> [Directions for this task] Copy all the material that follows, keeping every character the same.

> [Input for this task]
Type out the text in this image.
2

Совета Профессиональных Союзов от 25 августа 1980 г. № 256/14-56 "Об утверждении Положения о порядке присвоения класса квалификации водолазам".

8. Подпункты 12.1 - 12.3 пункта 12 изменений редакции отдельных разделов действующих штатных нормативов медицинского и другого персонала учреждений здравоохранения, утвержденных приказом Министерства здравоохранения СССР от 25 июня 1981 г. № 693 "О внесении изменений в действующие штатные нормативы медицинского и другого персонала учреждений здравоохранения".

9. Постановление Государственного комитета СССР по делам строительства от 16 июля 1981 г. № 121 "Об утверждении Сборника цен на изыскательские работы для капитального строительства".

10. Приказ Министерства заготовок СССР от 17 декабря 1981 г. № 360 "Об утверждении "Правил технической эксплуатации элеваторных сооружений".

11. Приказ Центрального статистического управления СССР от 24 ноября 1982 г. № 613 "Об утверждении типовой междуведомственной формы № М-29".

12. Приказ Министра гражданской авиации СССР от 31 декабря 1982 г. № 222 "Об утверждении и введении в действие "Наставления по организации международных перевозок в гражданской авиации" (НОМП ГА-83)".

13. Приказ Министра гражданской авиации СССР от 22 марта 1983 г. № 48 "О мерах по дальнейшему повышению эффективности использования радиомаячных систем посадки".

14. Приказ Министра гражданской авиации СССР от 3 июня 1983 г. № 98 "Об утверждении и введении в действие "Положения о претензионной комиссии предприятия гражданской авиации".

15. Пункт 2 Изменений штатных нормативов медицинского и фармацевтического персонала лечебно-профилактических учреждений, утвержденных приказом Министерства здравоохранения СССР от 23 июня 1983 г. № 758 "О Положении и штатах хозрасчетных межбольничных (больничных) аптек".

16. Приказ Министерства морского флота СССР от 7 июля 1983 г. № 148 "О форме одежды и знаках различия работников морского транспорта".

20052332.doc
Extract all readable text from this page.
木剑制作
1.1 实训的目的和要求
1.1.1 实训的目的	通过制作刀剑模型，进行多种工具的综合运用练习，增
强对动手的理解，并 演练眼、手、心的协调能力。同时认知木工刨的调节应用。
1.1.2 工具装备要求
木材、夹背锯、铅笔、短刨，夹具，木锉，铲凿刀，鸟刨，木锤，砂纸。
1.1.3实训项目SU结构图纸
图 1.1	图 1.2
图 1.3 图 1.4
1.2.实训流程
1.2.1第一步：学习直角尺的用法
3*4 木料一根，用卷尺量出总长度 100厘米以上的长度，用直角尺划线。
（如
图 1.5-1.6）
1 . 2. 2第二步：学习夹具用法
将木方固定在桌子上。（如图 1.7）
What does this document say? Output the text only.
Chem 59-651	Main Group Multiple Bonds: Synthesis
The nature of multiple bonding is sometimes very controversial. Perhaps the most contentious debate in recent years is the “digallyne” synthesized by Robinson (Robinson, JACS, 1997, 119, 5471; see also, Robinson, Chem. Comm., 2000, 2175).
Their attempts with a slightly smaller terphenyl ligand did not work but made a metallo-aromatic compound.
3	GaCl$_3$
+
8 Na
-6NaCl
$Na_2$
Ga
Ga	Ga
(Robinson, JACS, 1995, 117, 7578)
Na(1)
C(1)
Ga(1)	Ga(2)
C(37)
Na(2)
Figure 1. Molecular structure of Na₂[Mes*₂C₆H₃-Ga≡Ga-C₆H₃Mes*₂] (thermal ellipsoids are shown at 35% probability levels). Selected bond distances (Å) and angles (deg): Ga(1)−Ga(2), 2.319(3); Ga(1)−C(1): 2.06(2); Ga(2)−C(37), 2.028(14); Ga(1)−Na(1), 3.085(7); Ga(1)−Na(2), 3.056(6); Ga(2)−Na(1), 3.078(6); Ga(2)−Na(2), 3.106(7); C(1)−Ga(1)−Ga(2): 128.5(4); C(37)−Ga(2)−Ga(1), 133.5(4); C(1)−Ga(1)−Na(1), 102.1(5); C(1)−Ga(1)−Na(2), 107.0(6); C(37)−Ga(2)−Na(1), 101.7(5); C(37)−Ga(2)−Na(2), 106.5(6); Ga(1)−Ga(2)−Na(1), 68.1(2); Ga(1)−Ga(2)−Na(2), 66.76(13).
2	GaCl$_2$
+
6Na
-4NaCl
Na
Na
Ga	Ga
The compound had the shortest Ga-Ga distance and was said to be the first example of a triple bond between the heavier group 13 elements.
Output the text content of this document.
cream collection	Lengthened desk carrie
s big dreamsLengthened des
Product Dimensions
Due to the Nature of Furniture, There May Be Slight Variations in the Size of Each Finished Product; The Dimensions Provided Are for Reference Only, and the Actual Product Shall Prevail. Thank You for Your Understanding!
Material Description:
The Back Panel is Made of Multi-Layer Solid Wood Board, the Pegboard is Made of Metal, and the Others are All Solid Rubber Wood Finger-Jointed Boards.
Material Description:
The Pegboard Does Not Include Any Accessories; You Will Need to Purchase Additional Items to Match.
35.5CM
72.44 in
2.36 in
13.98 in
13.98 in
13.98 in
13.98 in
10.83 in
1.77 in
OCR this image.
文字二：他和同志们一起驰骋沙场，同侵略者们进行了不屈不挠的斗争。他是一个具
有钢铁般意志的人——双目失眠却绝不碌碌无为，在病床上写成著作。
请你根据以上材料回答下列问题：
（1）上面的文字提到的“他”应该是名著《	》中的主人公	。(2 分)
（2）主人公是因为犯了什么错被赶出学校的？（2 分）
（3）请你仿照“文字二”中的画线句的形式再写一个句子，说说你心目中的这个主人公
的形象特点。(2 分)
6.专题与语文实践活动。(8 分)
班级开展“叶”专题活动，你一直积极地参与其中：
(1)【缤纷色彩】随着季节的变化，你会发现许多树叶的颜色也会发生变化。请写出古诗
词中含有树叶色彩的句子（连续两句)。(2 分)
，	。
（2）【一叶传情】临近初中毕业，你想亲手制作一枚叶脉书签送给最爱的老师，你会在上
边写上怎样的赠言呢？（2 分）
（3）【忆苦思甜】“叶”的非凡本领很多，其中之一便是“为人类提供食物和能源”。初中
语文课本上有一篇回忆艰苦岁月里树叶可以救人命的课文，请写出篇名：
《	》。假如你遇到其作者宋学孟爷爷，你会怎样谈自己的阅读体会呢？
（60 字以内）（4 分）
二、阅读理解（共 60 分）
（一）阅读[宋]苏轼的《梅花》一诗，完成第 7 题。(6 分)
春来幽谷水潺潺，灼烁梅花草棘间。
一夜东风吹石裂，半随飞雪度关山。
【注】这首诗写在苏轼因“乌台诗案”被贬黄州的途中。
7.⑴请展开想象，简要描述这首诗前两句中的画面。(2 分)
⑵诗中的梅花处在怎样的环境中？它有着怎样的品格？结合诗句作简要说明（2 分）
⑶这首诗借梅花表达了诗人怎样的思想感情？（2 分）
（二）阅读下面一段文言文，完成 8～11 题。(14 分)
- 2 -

> [Written answer]
Type out the text in this image.
2

Совета Профессиональных Союзов от 25 августа 1980 г. № 256/14-56 "Об утверждении Положения о порядке присвоения класса квалификации водолазам".

8. Подпункты 12.1 - 12.3 пункта 12 изменений редакции отдельных разделов действующих штатных нормативов медицинского и другого персонала учреждений здравоохранения, утвержденных приказом Министерства здравоохранения СССР от 25 июня 1981 г. № 693 "О внесении изменений в действующие штатные нормативы медицинского и другого персонала учреждений здравоохранения".

9. Постановление Государственного комитета СССР по делам строительства от 16 июля 1981 г. № 121 "Об утверждении Сборника цен на изыскательские работы для капитального строительства".

10. Приказ Министерства заготовок СССР от 17 декабря 1981 г. № 360 "Об утверждении "Правил технической эксплуатации элеваторных сооружений".

11. Приказ Центрального статистического управления СССР от 24 ноября 1982 г. № 613 "Об утверждении типовой междуведомственной формы № М-29".

12. Приказ Министра гражданской авиации СССР от 31 декабря 1982 г. № 222 "Об утверждении и введении в действие "Наставления по организации международных перевозок в гражданской авиации" (НОМП ГА-83)".

13. Приказ Министра гражданской авиации СССР от 22 марта 1983 г. № 48 "О мерах по дальнейшему повышению эффективности использования радиомаячных систем посадки".

14. Приказ Министра гражданской авиации СССР от 3 июня 1983 г. № 98 "Об утверждении и введении в действие "Положения о претензионной комиссии предприятия гражданской авиации".

15. Пункт 2 Изменений штатных нормативов медицинского и фармацевтического персонала лечебно-профилактических учреждений, утвержденных приказом Министерства здравоохранения СССР от 23 июня 1983 г. № 758 "О Положении и штатах хозрасчетных межбольничных (больничных) аптек".

16. Приказ Министерства морского флота СССР от 7 июля 1983 г. № 148 "О форме одежды и знаках различия работников морского транспорта".

20052332.doc
Extract all readable text from this page.
木剑制作
1.1 实训的目的和要求
1.1.1 实训的目的	通过制作刀剑模型，进行多种工具的综合运用练习，增
强对动手的理解，并 演练眼、手、心的协调能力。同时认知木工刨的调节应用。
1.1.2 工具装备要求
木材、夹背锯、铅笔、短刨，夹具，木锉，铲凿刀，鸟刨，木锤，砂纸。
1.1.3实训项目SU结构图纸
图 1.1	图 1.2
图 1.3 图 1.4
1.2.实训流程
1.2.1第一步：学习直角尺的用法
3*4 木料一根，用卷尺量出总长度 100厘米以上的长度，用直角尺划线。
（如
图 1.5-1.6）
1 . 2. 2第二步：学习夹具用法
将木方固定在桌子上。（如图 1.7）
What does this document say? Output the text only.
Chem 59-651	Main Group Multiple Bonds: Synthesis
The nature of multiple bonding is sometimes very controversial. Perhaps the most contentious debate in recent years is the “digallyne” synthesized by Robinson (Robinson, JACS, 1997, 119, 5471; see also, Robinson, Chem. Comm., 2000, 2175).
Their attempts with a slightly smaller terphenyl ligand did not work but made a metallo-aromatic compound.
3	GaCl$_3$
+
8 Na
-6NaCl
$Na_2$
Ga
Ga	Ga
(Robinson, JACS, 1995, 117, 7578)
Na(1)
C(1)
Ga(1)	Ga(2)
C(37)
Na(2)
Figure 1. Molecular structure of Na₂[Mes*₂C₆H₃-Ga≡Ga-C₆H₃Mes*₂] (thermal ellipsoids are shown at 35% probability levels). Selected bond distances (Å) and angles (deg): Ga(1)−Ga(2), 2.319(3); Ga(1)−C(1): 2.06(2); Ga(2)−C(37), 2.028(14); Ga(1)−Na(1), 3.085(7); Ga(1)−Na(2), 3.056(6); Ga(2)−Na(1), 3.078(6); Ga(2)−Na(2), 3.106(7); C(1)−Ga(1)−Ga(2): 128.5(4); C(37)−Ga(2)−Ga(1), 133.5(4); C(1)−Ga(1)−Na(1), 102.1(5); C(1)−Ga(1)−Na(2), 107.0(6); C(37)−Ga(2)−Na(1), 101.7(5); C(37)−Ga(2)−Na(2), 106.5(6); Ga(1)−Ga(2)−Na(1), 68.1(2); Ga(1)−Ga(2)−Na(2), 66.76(13).
2	GaCl$_2$
+
6Na
-4NaCl
Na
Na
Ga	Ga
The compound had the shortest Ga-Ga distance and was said to be the first example of a triple bond between the heavier group 13 elements.
Output the text content of this document.
cream collection	Lengthened desk carrie
s big dreamsLengthened des
Product Dimensions
Due to the Nature of Furniture, There May Be Slight Variations in the Size of Each Finished Product; The Dimensions Provided Are for Reference Only, and the Actual Product Shall Prevail. Thank You for Your Understanding!
Material Description:
The Back Panel is Made of Multi-Layer Solid Wood Board, the Pegboard is Made of Metal, and the Others are All Solid Rubber Wood Finger-Jointed Boards.
Material Description:
The Pegboard Does Not Include Any Accessories; You Will Need to Purchase Additional Items to Match.
35.5CM
72.44 in
2.36 in
13.98 in
13.98 in
13.98 in
13.98 in
10.83 in
1.77 in
OCR this image.
文字二：他和同志们一起驰骋沙场，同侵略者们进行了不屈不挠的斗争。他是一个具
有钢铁般意志的人——双目失眠却绝不碌碌无为，在病床上写成著作。
请你根据以上材料回答下列问题：
（1）上面的文字提到的“他”应该是名著《	》中的主人公	。(2 分)
（2）主人公是因为犯了什么错被赶出学校的？（2 分）
（3）请你仿照“文字二”中的画线句的形式再写一个句子，说说你心目中的这个主人公
的形象特点。(2 分)
6.专题与语文实践活动。(8 分)
班级开展“叶”专题活动，你一直积极地参与其中：
(1)【缤纷色彩】随着季节的变化，你会发现许多树叶的颜色也会发生变化。请写出古诗
词中含有树叶色彩的句子（连续两句)。(2 分)
，	。
（2）【一叶传情】临近初中毕业，你想亲手制作一枚叶脉书签送给最爱的老师，你会在上
边写上怎样的赠言呢？（2 分）
（3）【忆苦思甜】“叶”的非凡本领很多，其中之一便是“为人类提供食物和能源”。初中
语文课本上有一篇回忆艰苦岁月里树叶可以救人命的课文，请写出篇名：
《	》。假如你遇到其作者宋学孟爷爷，你会怎样谈自己的阅读体会呢？
（60 字以内）（4 分）
二、阅读理解（共 60 分）
（一）阅读[宋]苏轼的《梅花》一诗，完成第 7 题。(6 分)
春来幽谷水潺潺，灼烁梅花草棘间。
一夜东风吹石裂，半随飞雪度关山。
【注】这首诗写在苏轼因“乌台诗案”被贬黄州的途中。
7.⑴请展开想象，简要描述这首诗前两句中的画面。(2 分)
⑵诗中的梅花处在怎样的环境中？它有着怎样的品格？结合诗句作简要说明（2 分）
⑶这首诗借梅花表达了诗人怎样的思想感情？（2 分）
（二）阅读下面一段文言文，完成 8～11 题。(14 分)
- 2 -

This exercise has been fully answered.